_TASK DETAILS_. The listing below should be copied in full, word for word.

[Records from a collection]
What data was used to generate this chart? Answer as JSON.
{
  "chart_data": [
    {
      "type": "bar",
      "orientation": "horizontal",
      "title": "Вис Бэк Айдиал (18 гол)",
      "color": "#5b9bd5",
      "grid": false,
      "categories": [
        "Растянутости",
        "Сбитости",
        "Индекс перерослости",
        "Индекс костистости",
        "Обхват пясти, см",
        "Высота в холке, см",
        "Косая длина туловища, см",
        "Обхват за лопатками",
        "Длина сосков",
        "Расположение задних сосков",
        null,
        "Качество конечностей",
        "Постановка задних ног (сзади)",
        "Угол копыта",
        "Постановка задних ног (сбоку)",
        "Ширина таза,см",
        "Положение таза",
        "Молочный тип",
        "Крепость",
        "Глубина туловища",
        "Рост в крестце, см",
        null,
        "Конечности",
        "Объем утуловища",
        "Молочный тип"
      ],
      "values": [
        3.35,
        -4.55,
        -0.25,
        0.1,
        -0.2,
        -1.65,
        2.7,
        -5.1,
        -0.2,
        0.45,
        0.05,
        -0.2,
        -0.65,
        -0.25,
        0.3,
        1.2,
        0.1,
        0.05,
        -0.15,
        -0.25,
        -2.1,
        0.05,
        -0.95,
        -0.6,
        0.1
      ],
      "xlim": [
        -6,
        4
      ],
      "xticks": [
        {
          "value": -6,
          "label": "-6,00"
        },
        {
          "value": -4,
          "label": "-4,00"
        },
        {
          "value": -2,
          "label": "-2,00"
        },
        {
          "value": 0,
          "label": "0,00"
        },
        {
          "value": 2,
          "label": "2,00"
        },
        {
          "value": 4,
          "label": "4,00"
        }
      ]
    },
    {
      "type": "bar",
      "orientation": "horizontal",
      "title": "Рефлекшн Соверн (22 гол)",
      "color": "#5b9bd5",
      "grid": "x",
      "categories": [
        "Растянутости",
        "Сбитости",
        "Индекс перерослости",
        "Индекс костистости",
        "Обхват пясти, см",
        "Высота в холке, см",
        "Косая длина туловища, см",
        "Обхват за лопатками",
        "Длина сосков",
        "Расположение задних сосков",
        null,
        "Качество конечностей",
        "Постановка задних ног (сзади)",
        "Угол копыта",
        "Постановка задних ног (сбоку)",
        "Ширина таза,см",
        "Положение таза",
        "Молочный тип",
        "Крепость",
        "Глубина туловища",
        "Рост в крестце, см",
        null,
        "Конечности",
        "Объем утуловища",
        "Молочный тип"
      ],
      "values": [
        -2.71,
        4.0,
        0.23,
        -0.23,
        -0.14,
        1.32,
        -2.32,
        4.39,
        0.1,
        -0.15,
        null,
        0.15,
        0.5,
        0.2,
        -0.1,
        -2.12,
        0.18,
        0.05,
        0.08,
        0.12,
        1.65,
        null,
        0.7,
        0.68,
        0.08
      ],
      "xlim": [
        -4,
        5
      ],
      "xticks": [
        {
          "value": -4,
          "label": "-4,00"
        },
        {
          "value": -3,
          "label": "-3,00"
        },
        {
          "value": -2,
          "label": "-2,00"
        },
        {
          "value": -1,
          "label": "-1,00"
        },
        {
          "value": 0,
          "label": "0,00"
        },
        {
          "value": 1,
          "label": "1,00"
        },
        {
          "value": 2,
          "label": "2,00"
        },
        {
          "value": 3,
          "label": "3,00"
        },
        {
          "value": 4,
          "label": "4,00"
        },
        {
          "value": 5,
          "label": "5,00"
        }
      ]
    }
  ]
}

_THE COMPLETED TASK_.
What data was used to generate this chart? Answer as JSON.
{
  "chart_data": [
    {
      "type": "bar",
      "orientation": "horizontal",
      "title": "Вис Бэк Айдиал (18 гол)",
      "color": "#5b9bd5",
      "grid": false,
      "categories": [
        "Растянутости",
        "Сбитости",
        "Индекс перерослости",
        "Индекс костистости",
        "Обхват пясти, см",
        "Высота в холке, см",
        "Косая длина туловища, см",
        "Обхват за лопатками",
        "Длина сосков",
        "Расположение задних сосков",
        null,
        "Качество конечностей",
        "Постановка задних ног (сзади)",
        "Угол копыта",
        "Постановка задних ног (сбоку)",
        "Ширина таза,см",
        "Положение таза",
        "Молочный тип",
        "Крепость",
        "Глубина туловища",
        "Рост в крестце, см",
        null,
        "Конечности",
        "Объем утуловища",
        "Молочный тип"
      ],
      "values": [
        3.35,
        -4.55,
        -0.25,
        0.1,
        -0.2,
        -1.65,
        2.7,
        -5.1,
        -0.2,
        0.45,
        0.05,
        -0.2,
        -0.65,
        -0.25,
        0.3,
        1.2,
        0.1,
        0.05,
        -0.15,
        -0.25,
        -2.1,
        0.05,
        -0.95,
        -0.6,
        0.1
      ],
      "xlim": [
        -6,
        4
      ],
      "xticks": [
        {
          "value": -6,
          "label": "-6,00"
        },
        {
          "value": -4,
          "label": "-4,00"
        },
        {
          "value": -2,
          "label": "-2,00"
        },
        {
          "value": 0,
          "label": "0,00"
        },
        {
          "value": 2,
          "label": "2,00"
        },
        {
          "value": 4,
          "label": "4,00"
        }
      ]
    },
    {
      "type": "bar",
      "orientation": "horizontal",
      "title": "Рефлекшн Соверн (22 гол)",
      "color": "#5b9bd5",
      "grid": "x",
      "categories": [
        "Растянутости",
        "Сбитости",
        "Индекс перерослости",
        "Индекс костистости",
        "Обхват пясти, см",
        "Высота в холке, см",
        "Косая длина туловища, см",
        "Обхват за лопатками",
        "Длина сосков",
        "Расположение задних сосков",
        null,
        "Качество конечностей",
        "Постановка задних ног (сзади)",
        "Угол копыта",
        "Постановка задних ног (сбоку)",
        "Ширина таза,см",
        "Положение таза",
        "Молочный тип",
        "Крепость",
        "Глубина туловища",
        "Рост в крестце, см",
        null,
        "Конечности",
        "Объем утуловища",
        "Молочный тип"
      ],
      "values": [
        -2.71,
        4.0,
        0.23,
        -0.23,
        -0.14,
        1.32,
        -2.32,
        4.39,
        0.1,
        -0.15,
        null,
        0.15,
        0.5,
        0.2,
        -0.1,
        -2.12,
        0.18,
        0.05,
        0.08,
        0.12,
        1.65,
        null,
        0.7,
        0.68,
        0.08
      ],
      "xlim": [
        -4,
        5
      ],
      "xticks": [
        {
          "value": -4,
          "label": "-4,00"
        },
        {
          "value": -3,
          "label": "-3,00"
        },
        {
          "value": -2,
          "label": "-2,00"
        },
        {
          "value": -1,
          "label": "-1,00"
        },
        {
          "value": 0,
          "label": "0,00"
        },
        {
          "value": 1,
          "label": "1,00"
        },
        {
          "value": 2,
          "label": "2,00"
        },
        {
          "value": 3,
          "label": "3,00"
        },
        {
          "value": 4,
          "label": "4,00"
        },
        {
          "value": 5,
          "label": "5,00"
        }
      ]
    }
  ]
}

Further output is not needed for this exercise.